[TASK PROMPT]
Copy out the listing in full, exactly as written, but not its pictures.

## Start RECORD EXCERPTS

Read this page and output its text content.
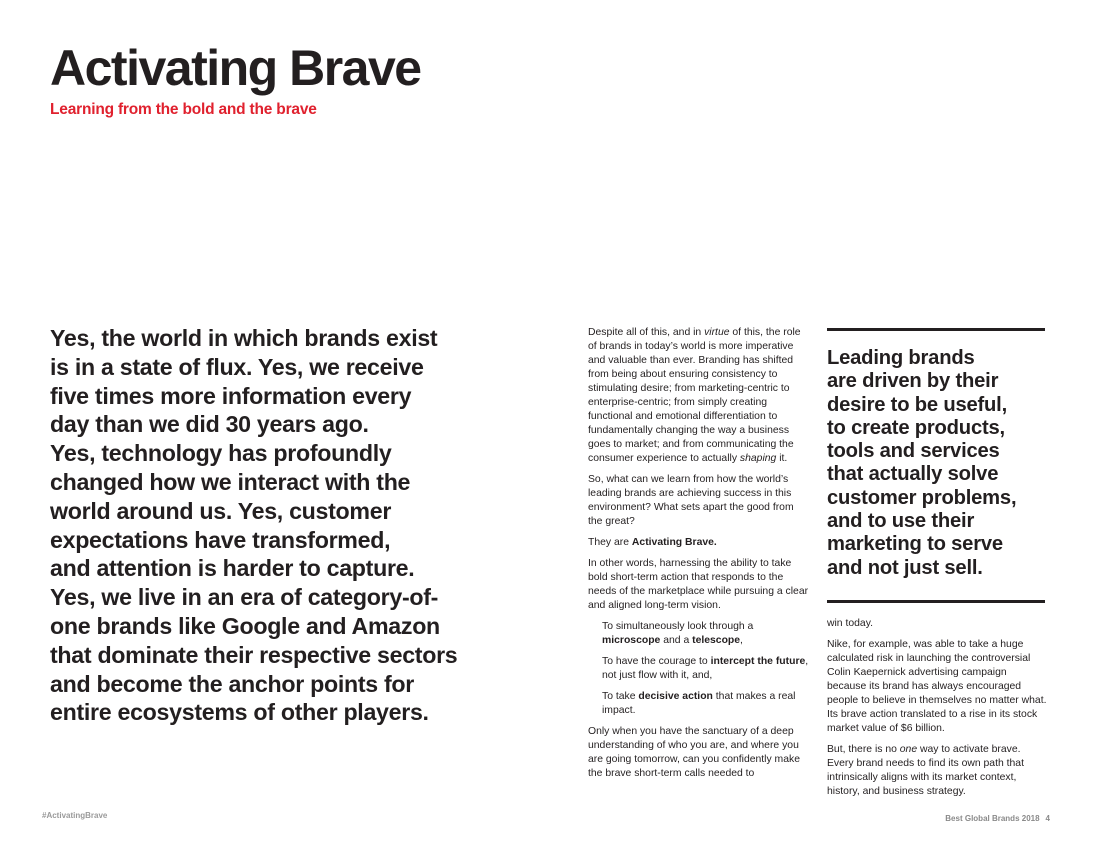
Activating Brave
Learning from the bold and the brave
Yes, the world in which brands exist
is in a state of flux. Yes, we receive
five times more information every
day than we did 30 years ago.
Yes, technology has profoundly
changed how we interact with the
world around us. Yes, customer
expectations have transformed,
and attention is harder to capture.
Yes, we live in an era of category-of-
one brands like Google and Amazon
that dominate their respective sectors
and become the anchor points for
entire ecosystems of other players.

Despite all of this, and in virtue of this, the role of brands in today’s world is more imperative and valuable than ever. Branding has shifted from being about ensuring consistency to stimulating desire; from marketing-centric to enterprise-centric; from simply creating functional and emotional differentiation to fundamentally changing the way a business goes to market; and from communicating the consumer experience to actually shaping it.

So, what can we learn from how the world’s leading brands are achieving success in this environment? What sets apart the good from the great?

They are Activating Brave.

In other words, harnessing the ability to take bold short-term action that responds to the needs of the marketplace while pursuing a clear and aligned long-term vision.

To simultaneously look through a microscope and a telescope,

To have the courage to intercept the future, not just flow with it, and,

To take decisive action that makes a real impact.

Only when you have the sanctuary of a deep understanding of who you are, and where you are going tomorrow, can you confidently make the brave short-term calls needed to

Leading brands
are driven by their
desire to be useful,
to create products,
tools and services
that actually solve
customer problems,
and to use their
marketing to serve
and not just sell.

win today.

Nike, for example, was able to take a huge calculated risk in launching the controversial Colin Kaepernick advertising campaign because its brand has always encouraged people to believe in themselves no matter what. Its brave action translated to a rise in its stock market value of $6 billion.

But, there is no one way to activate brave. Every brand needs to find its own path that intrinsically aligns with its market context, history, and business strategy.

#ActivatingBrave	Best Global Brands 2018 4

## End RECORD EXCERPTS

[SOLUTION TO THE PROBLEM]
Read this page and output its text content.
Activating Brave
Learning from the bold and the brave
Yes, the world in which brands exist
is in a state of flux. Yes, we receive
five times more information every
day than we did 30 years ago.
Yes, technology has profoundly
changed how we interact with the
world around us. Yes, customer
expectations have transformed,
and attention is harder to capture.
Yes, we live in an era of category-of-
one brands like Google and Amazon
that dominate their respective sectors
and become the anchor points for
entire ecosystems of other players.

Despite all of this, and in virtue of this, the role of brands in today’s world is more imperative and valuable than ever. Branding has shifted from being about ensuring consistency to stimulating desire; from marketing-centric to enterprise-centric; from simply creating functional and emotional differentiation to fundamentally changing the way a business goes to market; and from communicating the consumer experience to actually shaping it.

So, what can we learn from how the world’s leading brands are achieving success in this environment? What sets apart the good from the great?

They are Activating Brave.

In other words, harnessing the ability to take bold short-term action that responds to the needs of the marketplace while pursuing a clear and aligned long-term vision.

To simultaneously look through a microscope and a telescope,

To have the courage to intercept the future, not just flow with it, and,

To take decisive action that makes a real impact.

Only when you have the sanctuary of a deep understanding of who you are, and where you are going tomorrow, can you confidently make the brave short-term calls needed to

Leading brands
are driven by their
desire to be useful,
to create products,
tools and services
that actually solve
customer problems,
and to use their
marketing to serve
and not just sell.

win today.

Nike, for example, was able to take a huge calculated risk in launching the controversial Colin Kaepernick advertising campaign because its brand has always encouraged people to believe in themselves no matter what. Its brave action translated to a rise in its stock market value of $6 billion.

But, there is no one way to activate brave. Every brand needs to find its own path that intrinsically aligns with its market context, history, and business strategy.

#ActivatingBrave	Best Global Brands 2018 4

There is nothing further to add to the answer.